# Goal:
Single out each line with the word "pracy" and copy it.

===

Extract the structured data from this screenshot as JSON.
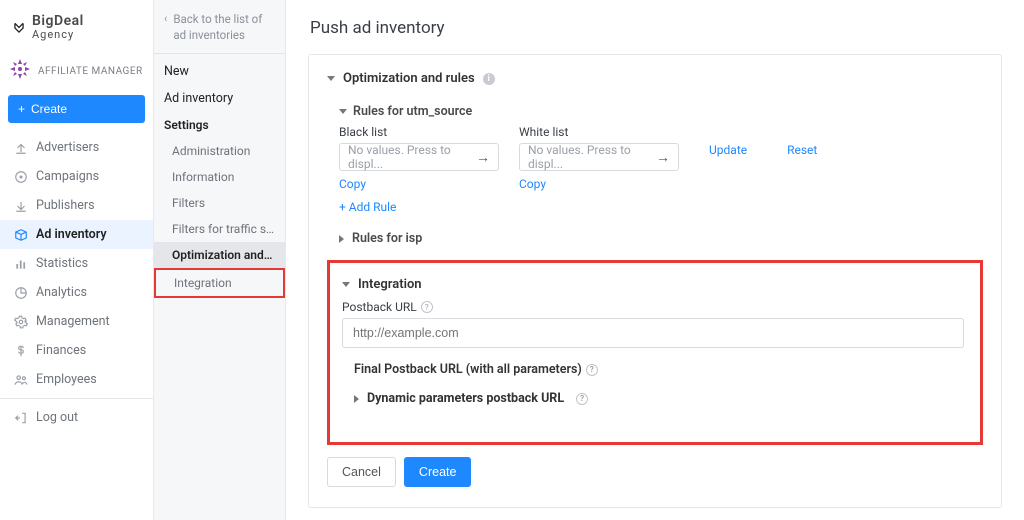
{
  "brand": {
    "name": "BigDeal",
    "sub": "Agency"
  },
  "role": "AFFILIATE MANAGER",
  "create_label": "Create",
  "nav": {
    "advertisers": "Advertisers",
    "campaigns": "Campaigns",
    "publishers": "Publishers",
    "ad_inventory": "Ad inventory",
    "statistics": "Statistics",
    "analytics": "Analytics",
    "management": "Management",
    "finances": "Finances",
    "employees": "Employees",
    "logout": "Log out"
  },
  "sub": {
    "back": "Back to the list of ad inventories",
    "new": "New",
    "ad_inventory": "Ad inventory",
    "settings": "Settings",
    "items": {
      "administration": "Administration",
      "information": "Information",
      "filters": "Filters",
      "filters_traffic": "Filters for traffic sour...",
      "optimization": "Optimization and rules",
      "integration": "Integration"
    }
  },
  "page_title": "Push ad inventory",
  "opt": {
    "title": "Optimization and rules",
    "rules_utm": "Rules for utm_source",
    "black_list": "Black list",
    "white_list": "White list",
    "placeholder": "No values. Press to displ...",
    "copy": "Copy",
    "update": "Update",
    "reset": "Reset",
    "add_rule": "+ Add Rule",
    "isp": "Rules for isp"
  },
  "integration": {
    "title": "Integration",
    "postback": "Postback URL",
    "postback_ph": "http://example.com",
    "final": "Final Postback URL (with all parameters)",
    "dynamic": "Dynamic parameters postback URL"
  },
  "actions": {
    "cancel": "Cancel",
    "create": "Create"
  }
}
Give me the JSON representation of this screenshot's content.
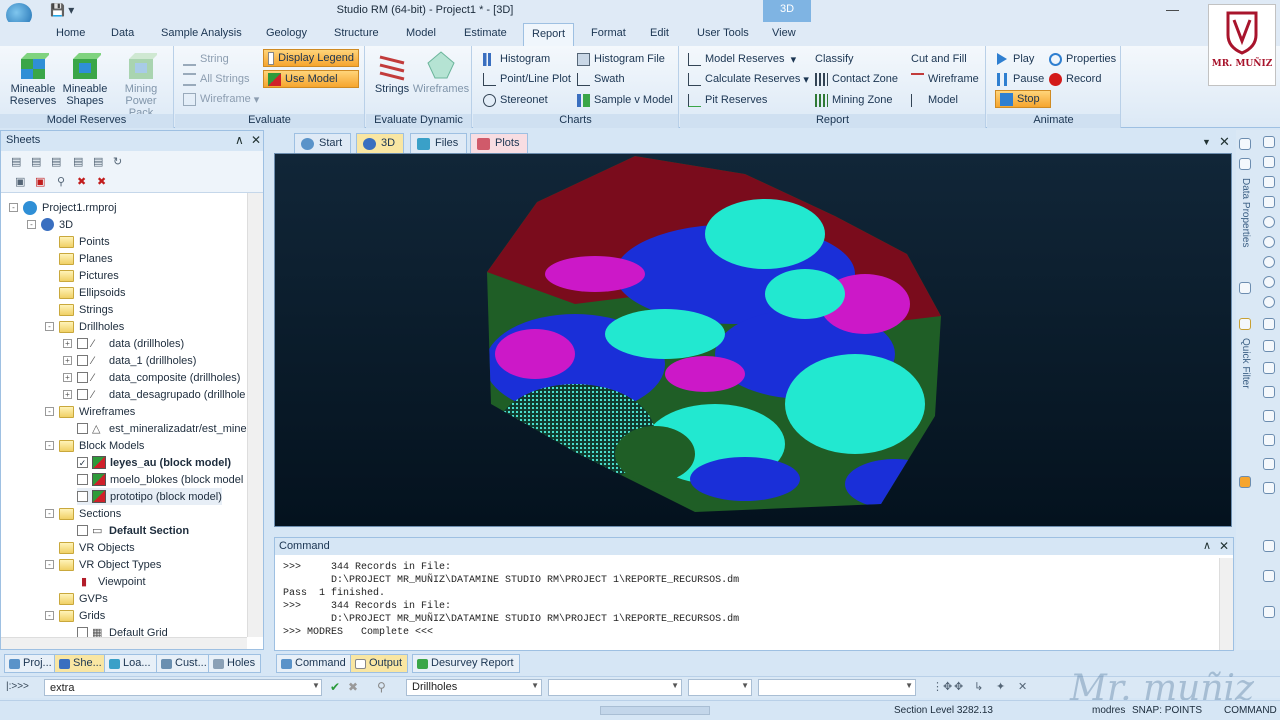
{
  "window": {
    "title": "Studio RM (64-bit) - Project1 * - [3D]",
    "context_tab": "3D",
    "minimize_glyph": "—"
  },
  "logo_badge": {
    "text": "MR. MUÑIZ"
  },
  "ribbon_tabs": [
    "Home",
    "Data",
    "Sample Analysis",
    "Geology",
    "Structure",
    "Model",
    "Estimate",
    "Report",
    "Format",
    "Edit",
    "User Tools",
    "View"
  ],
  "active_tab": "Report",
  "ribbon": {
    "model_reserves": {
      "label": "Model Reserves",
      "mineable_reserves": "Mineable Reserves",
      "mineable_shapes": "Mineable Shapes",
      "mining_power_pack": "Mining Power Pack"
    },
    "evaluate": {
      "label": "Evaluate",
      "string": "String",
      "all_strings": "All Strings",
      "wireframe": "Wireframe",
      "display_legend": "Display Legend",
      "use_model": "Use Model"
    },
    "evaluate_dynamic": {
      "label": "Evaluate Dynamic",
      "strings": "Strings",
      "wireframes": "Wireframes"
    },
    "charts": {
      "label": "Charts",
      "histogram": "Histogram",
      "point_line_plot": "Point/Line Plot",
      "stereonet": "Stereonet",
      "histogram_file": "Histogram File",
      "swath": "Swath",
      "sample_v_model": "Sample v Model"
    },
    "report": {
      "label": "Report",
      "model_reserves": "Model Reserves",
      "calculate_reserves": "Calculate Reserves",
      "pit_reserves": "Pit Reserves",
      "classify": "Classify",
      "contact_zone": "Contact Zone",
      "mining_zone": "Mining Zone",
      "cut_and_fill": "Cut and Fill",
      "wireframe": "Wireframe",
      "model": "Model"
    },
    "animate": {
      "label": "Animate",
      "play": "Play",
      "pause": "Pause",
      "stop": "Stop",
      "properties": "Properties",
      "record": "Record"
    }
  },
  "sheets": {
    "title": "Sheets",
    "tree": [
      {
        "label": "Project1.rmproj",
        "kind": "project"
      },
      {
        "label": "3D",
        "kind": "globe"
      },
      {
        "label": "Points",
        "kind": "folder"
      },
      {
        "label": "Planes",
        "kind": "folder"
      },
      {
        "label": "Pictures",
        "kind": "folder"
      },
      {
        "label": "Ellipsoids",
        "kind": "folder"
      },
      {
        "label": "Strings",
        "kind": "folder"
      },
      {
        "label": "Drillholes",
        "kind": "folder"
      },
      {
        "label": "data (drillholes)",
        "kind": "drillhole"
      },
      {
        "label": "data_1 (drillholes)",
        "kind": "drillhole"
      },
      {
        "label": "data_composite (drillholes)",
        "kind": "drillhole"
      },
      {
        "label": "data_desagrupado (drillhole",
        "kind": "drillhole"
      },
      {
        "label": "Wireframes",
        "kind": "folder"
      },
      {
        "label": "est_mineralizadatr/est_mine",
        "kind": "wireframe"
      },
      {
        "label": "Block Models",
        "kind": "folder"
      },
      {
        "label": "leyes_au (block model)",
        "kind": "blockmodel"
      },
      {
        "label": "moelo_blokes (block model",
        "kind": "blockmodel"
      },
      {
        "label": "prototipo (block model)",
        "kind": "blockmodel"
      },
      {
        "label": "Sections",
        "kind": "folder"
      },
      {
        "label": "Default Section",
        "kind": "section"
      },
      {
        "label": "VR Objects",
        "kind": "folder"
      },
      {
        "label": "VR Object Types",
        "kind": "folder"
      },
      {
        "label": "Viewpoint",
        "kind": "viewpoint"
      },
      {
        "label": "GVPs",
        "kind": "folder"
      },
      {
        "label": "Grids",
        "kind": "folder"
      },
      {
        "label": "Default Grid",
        "kind": "grid"
      }
    ]
  },
  "doc_tabs": [
    "Start",
    "3D",
    "Files",
    "Plots"
  ],
  "active_doc_tab": "3D",
  "command": {
    "title": "Command",
    "lines": [
      ">>>     344 Records in File:",
      "        D:\\PROJECT MR_MUÑIZ\\DATAMINE STUDIO RM\\PROJECT 1\\REPORTE_RECURSOS.dm",
      "Pass  1 finished.",
      ">>>     344 Records in File:",
      "        D:\\PROJECT MR_MUÑIZ\\DATAMINE STUDIO RM\\PROJECT 1\\REPORTE_RECURSOS.dm",
      ">>> MODRES   Complete <<<"
    ]
  },
  "bottom_tabs": {
    "left": [
      "Proj...",
      "She...",
      "Loa...",
      "Cust...",
      "Holes"
    ],
    "right": [
      "Command",
      "Output",
      "Desurvey Report"
    ]
  },
  "command_bar": {
    "prompt": "|:>>>",
    "input_value": "extra",
    "object_combo": "Drillholes"
  },
  "right_bar": {
    "data_properties": "Data Properties",
    "quick_filter": "Quick Filter"
  },
  "status": {
    "section_level": "Section Level 3282.13",
    "user": "modres",
    "snap": "SNAP: POINTS",
    "mode": "COMMAND"
  },
  "watermark": "Mr. muñiz",
  "colors": {
    "ore_cyan": "#22e8d0",
    "ore_magenta": "#cc18c8",
    "ore_blue": "#1a2fd8",
    "ore_green": "#1f5e26",
    "ore_maroon": "#7a0c1c",
    "highlight": "#f6a52e"
  }
}
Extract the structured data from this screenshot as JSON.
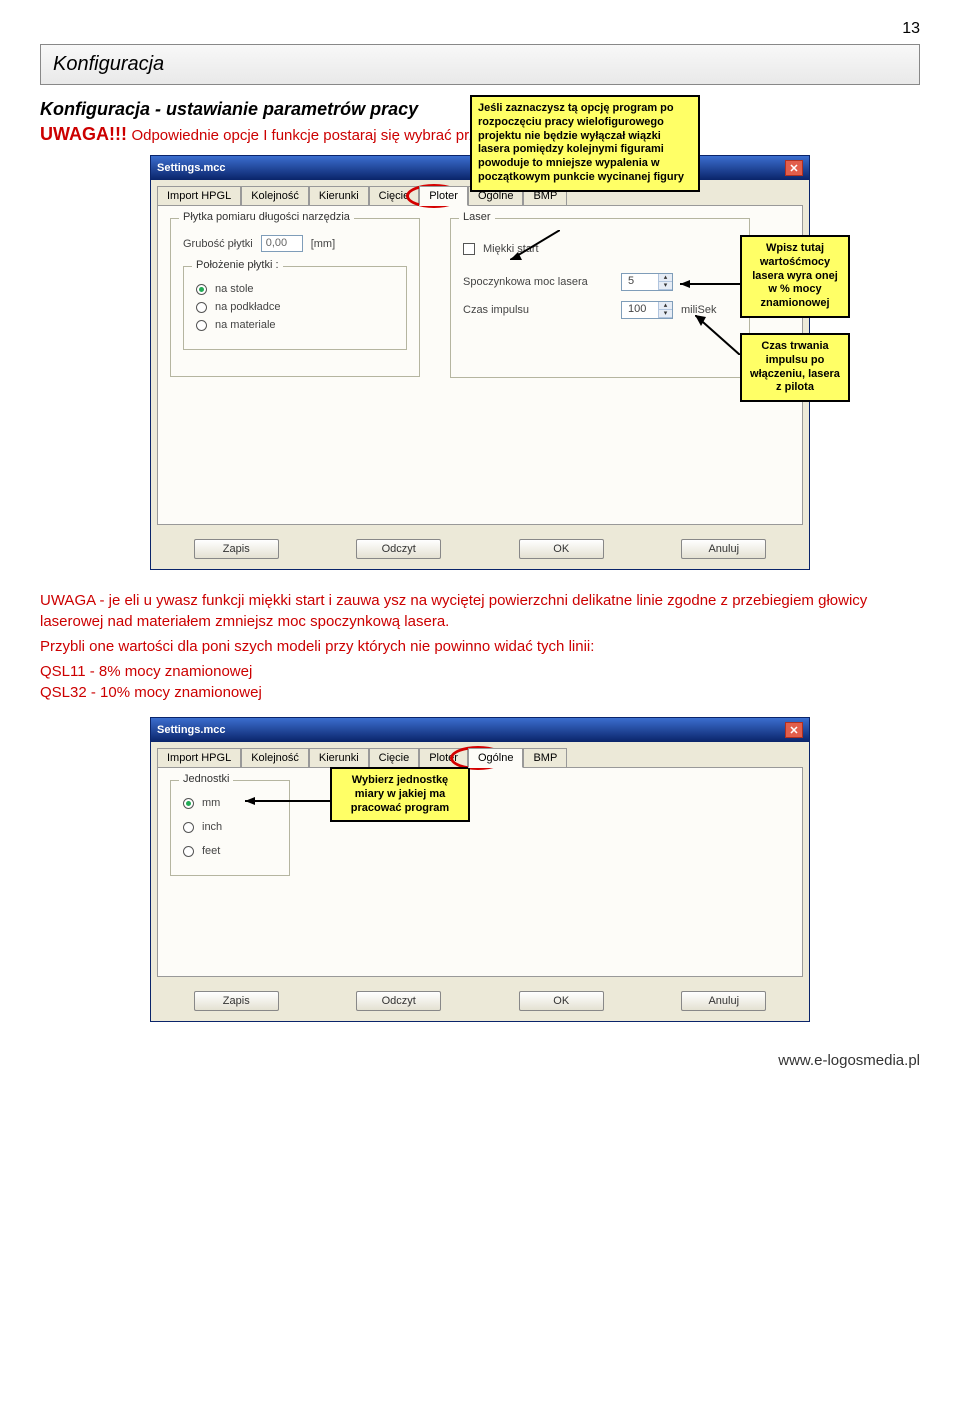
{
  "page_number": "13",
  "section_title": "Konfiguracja",
  "subtitle": "Konfiguracja - ustawianie parametrów pracy",
  "warning_label": "UWAGA!!!",
  "warning_text": "Odpowiednie opcje I funkcje postaraj się wybrać przed otwarciem rysunku",
  "callout1": "Jeśli zaznaczysz tą opcję program po rozpoczęciu pracy wielofigurowego projektu nie będzie wyłączał wiązki lasera pomiędzy kolejnymi figurami powoduje to mniejsze wypalenia w początkowym punkcie wycinanej figury",
  "callout2": "Wpisz tutaj wartośćmocy lasera wyra onej w % mocy znamionowej",
  "callout3": "Czas trwania impulsu po włączeniu, lasera z pilota",
  "window1": {
    "title": "Settings.mcc",
    "tabs": [
      "Import HPGL",
      "Kolejność",
      "Kierunki",
      "Cięcie",
      "Ploter",
      "Ogólne",
      "BMP"
    ],
    "active_tab": 4,
    "group1_legend": "Płytka pomiaru długości narzędzia",
    "grubosc_label": "Grubość płytki",
    "grubosc_value": "0,00",
    "grubosc_unit": "[mm]",
    "group2_legend": "Położenie płytki :",
    "opt1": "na stole",
    "opt2": "na podkładce",
    "opt3": "na materiale",
    "laser_group": "Laser",
    "miekki_label": "Miękki start",
    "spocz_label": "Spoczynkowa moc lasera",
    "spocz_value": "5",
    "czas_label": "Czas impulsu",
    "czas_value": "100",
    "czas_unit": "miliSek"
  },
  "buttons": {
    "zapis": "Zapis",
    "odczyt": "Odczyt",
    "ok": "OK",
    "anuluj": "Anuluj"
  },
  "uwaga_text1": "UWAGA - je  eli u  ywasz funkcji miękki start i zauwa  ysz na wyciętej powierzchni delikatne linie zgodne z przebiegiem głowicy laserowej nad materiałem zmniejsz moc spoczynkową lasera.",
  "uwaga_text2": "Przybli  one wartości dla poni  szych modeli przy których nie powinno widać tych linii:",
  "uwaga_line1": "QSL11 - 8% mocy znamionowej",
  "uwaga_line2": "QSL32 - 10% mocy znamionowej",
  "window2": {
    "title": "Settings.mcc",
    "tabs": [
      "Import HPGL",
      "Kolejność",
      "Kierunki",
      "Cięcie",
      "Ploter",
      "Ogólne",
      "BMP"
    ],
    "active_tab": 5,
    "group_legend": "Jednostki",
    "opt1": "mm",
    "opt2": "inch",
    "opt3": "feet"
  },
  "callout4": "Wybierz jednostkę miary w jakiej ma pracować program",
  "footer": "www.e-logosmedia.pl"
}
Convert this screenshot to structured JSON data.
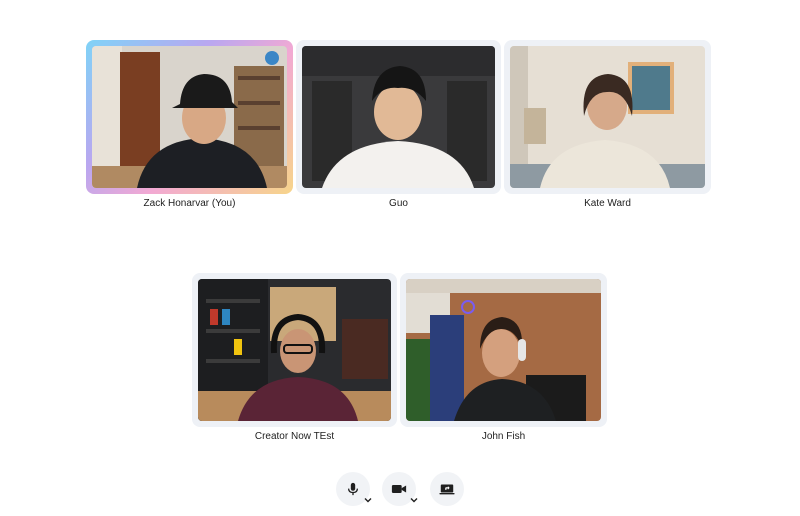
{
  "participants": [
    {
      "name": "Zack Honarvar (You)",
      "speaking": true
    },
    {
      "name": "Guo",
      "speaking": false
    },
    {
      "name": "Kate Ward",
      "speaking": false
    },
    {
      "name": "Creator Now TEst",
      "speaking": false
    },
    {
      "name": "John Fish",
      "speaking": false
    }
  ],
  "controls": {
    "mic_icon": "microphone-icon",
    "camera_icon": "video-camera-icon",
    "share_icon": "screen-share-icon"
  },
  "colors": {
    "tile_bg": "#eef1f6",
    "control_bg": "#f1f3f6",
    "icon": "#1f1f1f"
  }
}
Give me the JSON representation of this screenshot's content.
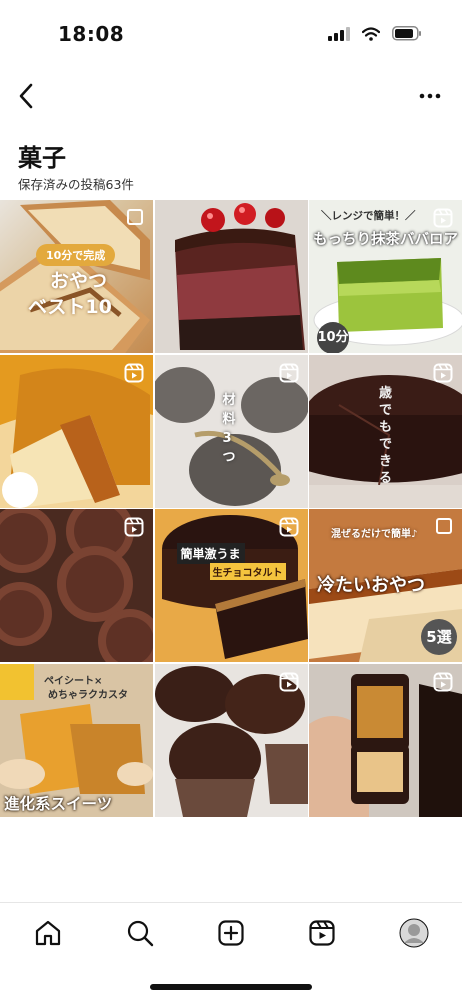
{
  "status": {
    "time": "18:08"
  },
  "collection": {
    "title": "菓子",
    "subtitle": "保存済みの投稿63件"
  },
  "icons": {
    "back": "chevron-left-icon",
    "more": "more-horizontal-icon",
    "reel": "reel-icon",
    "multi": "square-outline-icon"
  },
  "posts": [
    {
      "id": "p1",
      "texts": [
        "10分で完成",
        "おやつ",
        "ベスト10"
      ],
      "badge": "square-outline-icon"
    },
    {
      "id": "p2",
      "texts": [],
      "badge": "none"
    },
    {
      "id": "p3",
      "texts": [
        "＼レンジで簡単！／",
        "もっちり抹茶ババロア",
        "10分"
      ],
      "badge": "reel-icon"
    },
    {
      "id": "p4",
      "texts": [],
      "badge": "reel-icon"
    },
    {
      "id": "p5",
      "texts": [
        "材料3つ"
      ],
      "badge": "reel-icon"
    },
    {
      "id": "p6",
      "texts": [
        "歳でもできる"
      ],
      "badge": "reel-icon"
    },
    {
      "id": "p7",
      "texts": [],
      "badge": "reel-icon"
    },
    {
      "id": "p8",
      "texts": [
        "簡単激うま",
        "生チョコタルト"
      ],
      "badge": "reel-icon"
    },
    {
      "id": "p9",
      "texts": [
        "混ぜるだけで簡単♪",
        "冷たいおやつ",
        "5選"
      ],
      "badge": "square-outline-icon"
    },
    {
      "id": "p10",
      "texts": [
        "ペイシート×",
        "めちゃラクカスタ",
        "進化系スイーツ"
      ],
      "badge": "none"
    },
    {
      "id": "p11",
      "texts": [],
      "badge": "reel-icon"
    },
    {
      "id": "p12",
      "texts": [],
      "badge": "reel-icon"
    }
  ],
  "tabbar": {
    "items": [
      "home-icon",
      "search-icon",
      "create-icon",
      "reels-icon",
      "profile-avatar"
    ]
  }
}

===

# Task answer:
  "subtitle": "Konfiguracja - ustawianie parametrów pracy",
  "callout1": "Jeśli zaznaczysz tą opcję program po rozpoczęciu pracy wielofigurowego projektu nie będzie wyłączał wiązki lasera pomiędzy kolejnymi figurami powoduje to mniejsze wypalenia w początkowym punkcie wycinanej figury",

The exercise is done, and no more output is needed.